**Short exercise:**
Every entry needs to be printed exactly, please.

**Material for this task:**

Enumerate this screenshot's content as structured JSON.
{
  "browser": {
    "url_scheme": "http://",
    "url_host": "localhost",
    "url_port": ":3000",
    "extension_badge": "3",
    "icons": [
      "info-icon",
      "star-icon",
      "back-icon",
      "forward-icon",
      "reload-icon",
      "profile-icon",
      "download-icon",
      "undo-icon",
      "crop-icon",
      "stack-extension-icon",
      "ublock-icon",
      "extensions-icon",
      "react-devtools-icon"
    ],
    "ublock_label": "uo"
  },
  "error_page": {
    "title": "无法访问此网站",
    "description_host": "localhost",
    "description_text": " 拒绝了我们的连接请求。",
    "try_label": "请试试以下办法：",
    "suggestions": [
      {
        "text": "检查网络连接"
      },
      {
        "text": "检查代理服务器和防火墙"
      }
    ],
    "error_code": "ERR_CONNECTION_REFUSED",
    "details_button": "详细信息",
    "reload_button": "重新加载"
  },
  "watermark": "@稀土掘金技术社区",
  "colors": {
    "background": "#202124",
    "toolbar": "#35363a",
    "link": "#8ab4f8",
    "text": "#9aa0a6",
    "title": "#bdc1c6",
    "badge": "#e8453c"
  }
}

**Task result:**
Enumerate this screenshot's content as structured JSON.
{
  "browser": {
    "url_scheme": "http://",
    "url_host": "localhost",
    "url_port": ":3000",
    "extension_badge": "3",
    "icons": [
      "info-icon",
      "star-icon",
      "back-icon",
      "forward-icon",
      "reload-icon",
      "profile-icon",
      "download-icon",
      "undo-icon",
      "crop-icon",
      "stack-extension-icon",
      "ublock-icon",
      "extensions-icon",
      "react-devtools-icon"
    ],
    "ublock_label": "uo"
  },
  "error_page": {
    "title": "无法访问此网站",
    "description_host": "localhost",
    "description_text": " 拒绝了我们的连接请求。",
    "try_label": "请试试以下办法：",
    "suggestions": [
      {
        "text": "检查网络连接"
      },
      {
        "text": "检查代理服务器和防火墙"
      }
    ],
    "error_code": "ERR_CONNECTION_REFUSED",
    "details_button": "详细信息",
    "reload_button": "重新加载"
  },
  "watermark": "@稀土掘金技术社区",
  "colors": {
    "background": "#202124",
    "toolbar": "#35363a",
    "link": "#8ab4f8",
    "text": "#9aa0a6",
    "title": "#bdc1c6",
    "badge": "#e8453c"
  }
}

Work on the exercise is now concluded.